## Requirement
Write out all the entries word for word, but skip any images.

[Dataset entries]
★ ★ ★ ★

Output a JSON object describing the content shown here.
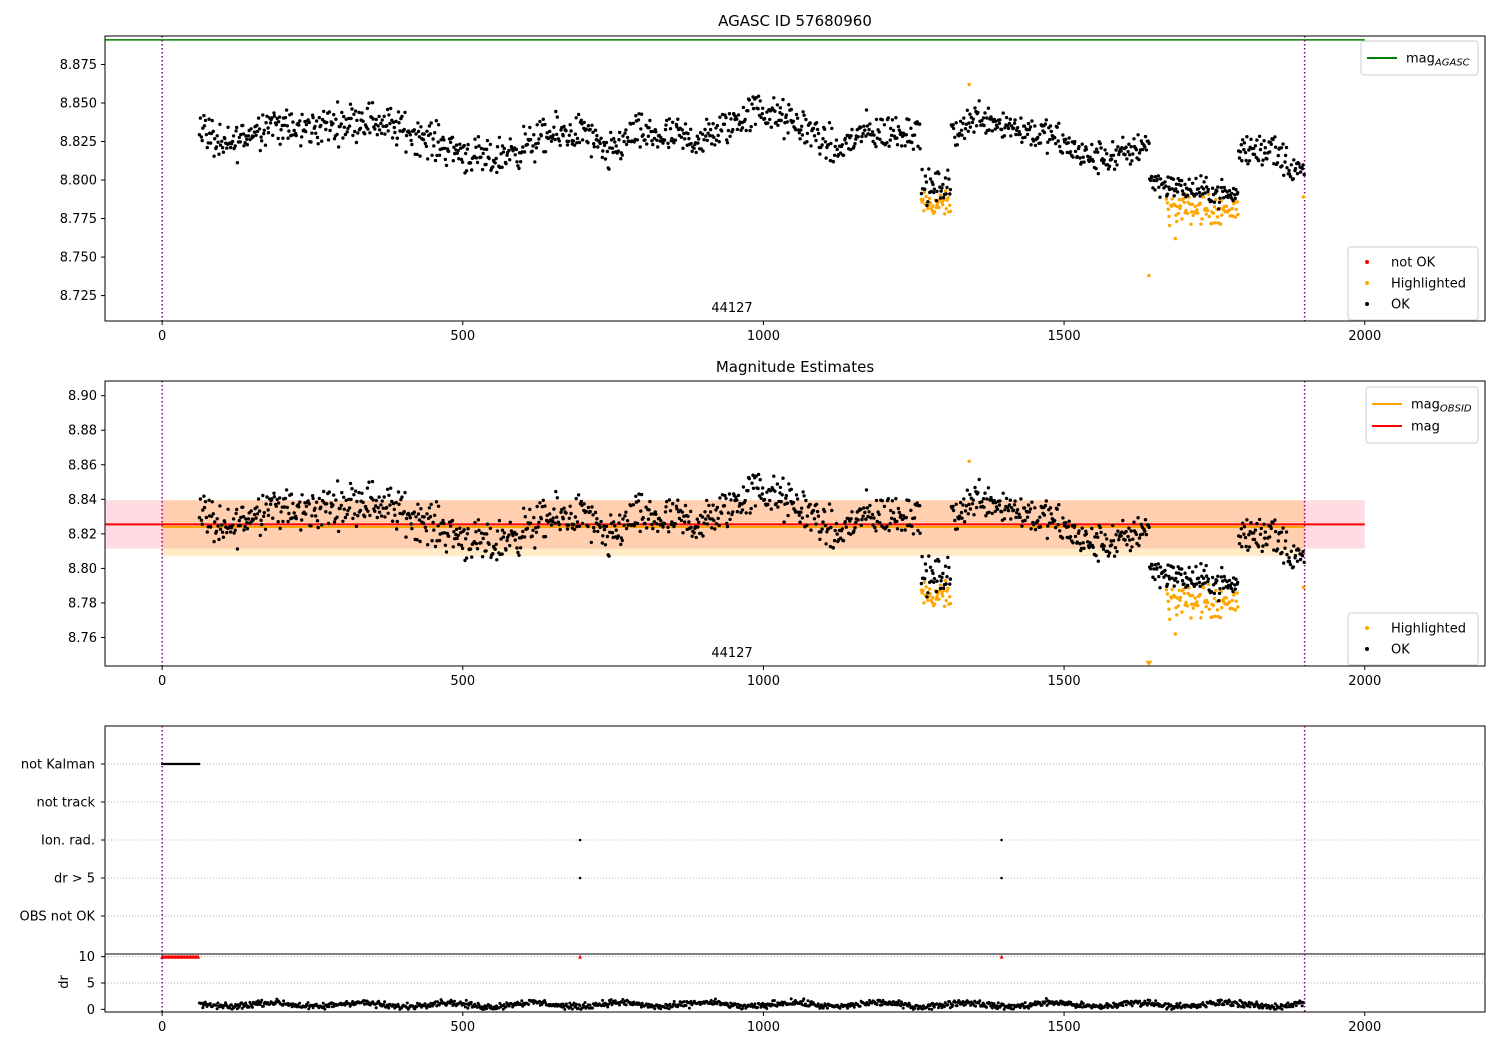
{
  "chart_data": [
    {
      "type": "scatter",
      "title": "AGASC ID 57680960",
      "obsid_label": "44127",
      "xlim": [
        -95,
        2200
      ],
      "ylim": [
        8.7085,
        8.8935
      ],
      "x_ticks": [
        0,
        500,
        1000,
        1500,
        2000
      ],
      "y_ticks": [
        8.725,
        8.75,
        8.775,
        8.8,
        8.825,
        8.85,
        8.875
      ],
      "y_tick_labels": [
        "8.725",
        "8.750",
        "8.775",
        "8.800",
        "8.825",
        "8.850",
        "8.875"
      ],
      "vlines": [
        0,
        1900
      ],
      "mag_agasc": 8.891,
      "series": [
        {
          "name": "not OK",
          "color": "#ff0000",
          "points": []
        },
        {
          "name": "Highlighted",
          "color": "#ffa500",
          "segments": [
            {
              "x0": 1262,
              "x1": 1312,
              "center": 8.784,
              "spread": 0.006
            },
            {
              "x0": 1670,
              "x1": 1790,
              "center": 8.781,
              "spread": 0.007
            }
          ],
          "extra_points": [
            [
              1641,
              8.738
            ],
            [
              1685,
              8.762
            ],
            [
              1898,
              8.789
            ],
            [
              1342,
              8.862
            ]
          ]
        },
        {
          "name": "OK",
          "color": "#000000",
          "segments": [
            {
              "x0": 62,
              "x1": 1262,
              "anchors": [
                [
                  62,
                  8.837
                ],
                [
                  100,
                  8.82
                ],
                [
                  180,
                  8.838
                ],
                [
                  220,
                  8.832
                ],
                [
                  340,
                  8.84
                ],
                [
                  420,
                  8.83
                ],
                [
                  540,
                  8.812
                ],
                [
                  640,
                  8.828
                ],
                [
                  700,
                  8.832
                ],
                [
                  740,
                  8.815
                ],
                [
                  780,
                  8.83
                ],
                [
                  900,
                  8.826
                ],
                [
                  990,
                  8.846
                ],
                [
                  1080,
                  8.832
                ],
                [
                  1120,
                  8.818
                ],
                [
                  1160,
                  8.83
                ],
                [
                  1260,
                  8.832
                ]
              ],
              "spread": 0.009
            },
            {
              "x0": 1262,
              "x1": 1312,
              "center": 8.795,
              "spread": 0.008
            },
            {
              "x0": 1312,
              "x1": 1642,
              "anchors": [
                [
                  1312,
                  8.83
                ],
                [
                  1360,
                  8.842
                ],
                [
                  1420,
                  8.834
                ],
                [
                  1480,
                  8.828
                ],
                [
                  1540,
                  8.814
                ],
                [
                  1600,
                  8.816
                ],
                [
                  1640,
                  8.826
                ]
              ],
              "spread": 0.008
            },
            {
              "x0": 1642,
              "x1": 1790,
              "anchors": [
                [
                  1642,
                  8.8
                ],
                [
                  1690,
                  8.795
                ],
                [
                  1790,
                  8.79
                ]
              ],
              "spread": 0.006
            },
            {
              "x0": 1790,
              "x1": 1900,
              "anchors": [
                [
                  1790,
                  8.818
                ],
                [
                  1840,
                  8.822
                ],
                [
                  1900,
                  8.802
                ]
              ],
              "spread": 0.009
            }
          ]
        }
      ],
      "legend_lines": [
        {
          "label": "mag",
          "subscript": "AGASC",
          "color": "#008000"
        }
      ],
      "legend_points": [
        {
          "label": "not OK",
          "color": "#ff0000"
        },
        {
          "label": "Highlighted",
          "color": "#ffa500"
        },
        {
          "label": "OK",
          "color": "#000000"
        }
      ]
    },
    {
      "type": "scatter",
      "title": "Magnitude Estimates",
      "obsid_label": "44127",
      "xlim": [
        -95,
        2200
      ],
      "ylim": [
        8.7435,
        8.9085
      ],
      "x_ticks": [
        0,
        500,
        1000,
        1500,
        2000
      ],
      "y_ticks": [
        8.76,
        8.78,
        8.8,
        8.82,
        8.84,
        8.86,
        8.88,
        8.9
      ],
      "y_tick_labels": [
        "8.76",
        "8.78",
        "8.80",
        "8.82",
        "8.84",
        "8.86",
        "8.88",
        "8.90"
      ],
      "vlines": [
        0,
        1900
      ],
      "mag": 8.8255,
      "mag_band": [
        8.8115,
        8.8395
      ],
      "mag_obsid": 8.824,
      "mag_obsid_band": [
        8.807,
        8.8395
      ],
      "legend_lines": [
        {
          "label": "mag",
          "subscript": "OBSID",
          "color": "#ffa500"
        },
        {
          "label": "mag",
          "subscript": "",
          "color": "#ff0000"
        }
      ],
      "legend_points": [
        {
          "label": "Highlighted",
          "color": "#ffa500"
        },
        {
          "label": "OK",
          "color": "#000000"
        }
      ],
      "note": "same samples as the AGASC panel"
    },
    {
      "type": "scatter",
      "title": "",
      "categories": [
        "not Kalman",
        "not track",
        "Ion. rad.",
        "dr > 5",
        "OBS not OK"
      ],
      "flags": {
        "not Kalman": {
          "x0": 0,
          "x1": 62
        },
        "not track": {},
        "Ion. rad.": {
          "points": [
            695,
            1396
          ]
        },
        "dr > 5": {
          "points": [
            695,
            1396
          ]
        },
        "OBS not OK": {}
      },
      "vlines": [
        0,
        1900
      ]
    },
    {
      "type": "scatter",
      "ylabel": "dr",
      "xlim": [
        -95,
        2200
      ],
      "ylim": [
        -0.5,
        10.5
      ],
      "y_ticks": [
        0,
        5,
        10
      ],
      "y_tick_labels": [
        "0",
        "5",
        "10"
      ],
      "x_ticks": [
        0,
        500,
        1000,
        1500,
        2000
      ],
      "dr_series": {
        "x0": 62,
        "x1": 1900,
        "center": 0.9,
        "spread": 0.9
      },
      "dr_capped": {
        "value": 10,
        "points_range": [
          0,
          62
        ],
        "points": [
          695,
          1396
        ],
        "color": "#ff0000"
      },
      "vlines": [
        0,
        1900
      ]
    }
  ]
}
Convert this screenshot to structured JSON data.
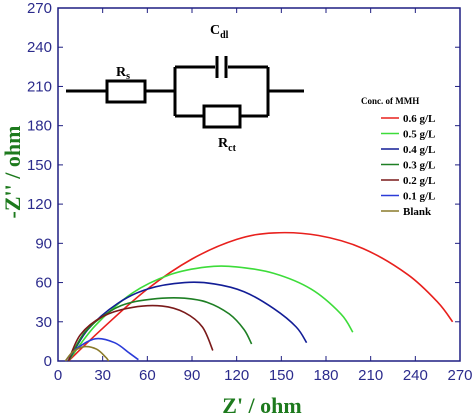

★ ★ ★ ★

## Task answer
Output a JSON object describing the content shown here.
{
  "chart_data": [
    {
      "type": "scatter",
      "title": "AGASC ID 57680960",
      "obsid_label": "44127",
      "xlim": [
        -95,
        2200
      ],
      "ylim": [
        8.7085,
        8.8935
      ],
      "x_ticks": [
        0,
        500,
        1000,
        1500,
        2000
      ],
      "y_ticks": [
        8.725,
        8.75,
        8.775,
        8.8,
        8.825,
        8.85,
        8.875
      ],
      "y_tick_labels": [
        "8.725",
        "8.750",
        "8.775",
        "8.800",
        "8.825",
        "8.850",
        "8.875"
      ],
      "vlines": [
        0,
        1900
      ],
      "mag_agasc": 8.891,
      "series": [
        {
          "name": "not OK",
          "color": "#ff0000",
          "points": []
        },
        {
          "name": "Highlighted",
          "color": "#ffa500",
          "segments": [
            {
              "x0": 1262,
              "x1": 1312,
              "center": 8.784,
              "spread": 0.006
            },
            {
              "x0": 1670,
              "x1": 1790,
              "center": 8.781,
              "spread": 0.007
            }
          ],
          "extra_points": [
            [
              1641,
              8.738
            ],
            [
              1685,
              8.762
            ],
            [
              1898,
              8.789
            ],
            [
              1342,
              8.862
            ]
          ]
        },
        {
          "name": "OK",
          "color": "#000000",
          "segments": [
            {
              "x0": 62,
              "x1": 1262,
              "anchors": [
                [
                  62,
                  8.837
                ],
                [
                  100,
                  8.82
                ],
                [
                  180,
                  8.838
                ],
                [
                  220,
                  8.832
                ],
                [
                  340,
                  8.84
                ],
                [
                  420,
                  8.83
                ],
                [
                  540,
                  8.812
                ],
                [
                  640,
                  8.828
                ],
                [
                  700,
                  8.832
                ],
                [
                  740,
                  8.815
                ],
                [
                  780,
                  8.83
                ],
                [
                  900,
                  8.826
                ],
                [
                  990,
                  8.846
                ],
                [
                  1080,
                  8.832
                ],
                [
                  1120,
                  8.818
                ],
                [
                  1160,
                  8.83
                ],
                [
                  1260,
                  8.832
                ]
              ],
              "spread": 0.009
            },
            {
              "x0": 1262,
              "x1": 1312,
              "center": 8.795,
              "spread": 0.008
            },
            {
              "x0": 1312,
              "x1": 1642,
              "anchors": [
                [
                  1312,
                  8.83
                ],
                [
                  1360,
                  8.842
                ],
                [
                  1420,
                  8.834
                ],
                [
                  1480,
                  8.828
                ],
                [
                  1540,
                  8.814
                ],
                [
                  1600,
                  8.816
                ],
                [
                  1640,
                  8.826
                ]
              ],
              "spread": 0.008
            },
            {
              "x0": 1642,
              "x1": 1790,
              "anchors": [
                [
                  1642,
                  8.8
                ],
                [
                  1690,
                  8.795
                ],
                [
                  1790,
                  8.79
                ]
              ],
              "spread": 0.006
            },
            {
              "x0": 1790,
              "x1": 1900,
              "anchors": [
                [
                  1790,
                  8.818
                ],
                [
                  1840,
                  8.822
                ],
                [
                  1900,
                  8.802
                ]
              ],
              "spread": 0.009
            }
          ]
        }
      ],
      "legend_lines": [
        {
          "label": "mag",
          "subscript": "AGASC",
          "color": "#008000"
        }
      ],
      "legend_points": [
        {
          "label": "not OK",
          "color": "#ff0000"
        },
        {
          "label": "Highlighted",
          "color": "#ffa500"
        },
        {
          "label": "OK",
          "color": "#000000"
        }
      ]
    },
    {
      "type": "scatter",
      "title": "Magnitude Estimates",
      "obsid_label": "44127",
      "xlim": [
        -95,
        2200
      ],
      "ylim": [
        8.7435,
        8.9085
      ],
      "x_ticks": [
        0,
        500,
        1000,
        1500,
        2000
      ],
      "y_ticks": [
        8.76,
        8.78,
        8.8,
        8.82,
        8.84,
        8.86,
        8.88,
        8.9
      ],
      "y_tick_labels": [
        "8.76",
        "8.78",
        "8.80",
        "8.82",
        "8.84",
        "8.86",
        "8.88",
        "8.90"
      ],
      "vlines": [
        0,
        1900
      ],
      "mag": 8.8255,
      "mag_band": [
        8.8115,
        8.8395
      ],
      "mag_obsid": 8.824,
      "mag_obsid_band": [
        8.807,
        8.8395
      ],
      "legend_lines": [
        {
          "label": "mag",
          "subscript": "OBSID",
          "color": "#ffa500"
        },
        {
          "label": "mag",
          "subscript": "",
          "color": "#ff0000"
        }
      ],
      "legend_points": [
        {
          "label": "Highlighted",
          "color": "#ffa500"
        },
        {
          "label": "OK",
          "color": "#000000"
        }
      ],
      "note": "same samples as the AGASC panel"
    },
    {
      "type": "scatter",
      "title": "",
      "categories": [
        "not Kalman",
        "not track",
        "Ion. rad.",
        "dr > 5",
        "OBS not OK"
      ],
      "flags": {
        "not Kalman": {
          "x0": 0,
          "x1": 62
        },
        "not track": {},
        "Ion. rad.": {
          "points": [
            695,
            1396
          ]
        },
        "dr > 5": {
          "points": [
            695,
            1396
          ]
        },
        "OBS not OK": {}
      },
      "vlines": [
        0,
        1900
      ]
    },
    {
      "type": "scatter",
      "ylabel": "dr",
      "xlim": [
        -95,
        2200
      ],
      "ylim": [
        -0.5,
        10.5
      ],
      "y_ticks": [
        0,
        5,
        10
      ],
      "y_tick_labels": [
        "0",
        "5",
        "10"
      ],
      "x_ticks": [
        0,
        500,
        1000,
        1500,
        2000
      ],
      "dr_series": {
        "x0": 62,
        "x1": 1900,
        "center": 0.9,
        "spread": 0.9
      },
      "dr_capped": {
        "value": 10,
        "points_range": [
          0,
          62
        ],
        "points": [
          695,
          1396
        ],
        "color": "#ff0000"
      },
      "vlines": [
        0,
        1900
      ]
    }
  ]
}
Convert this screenshot to structured JSON data.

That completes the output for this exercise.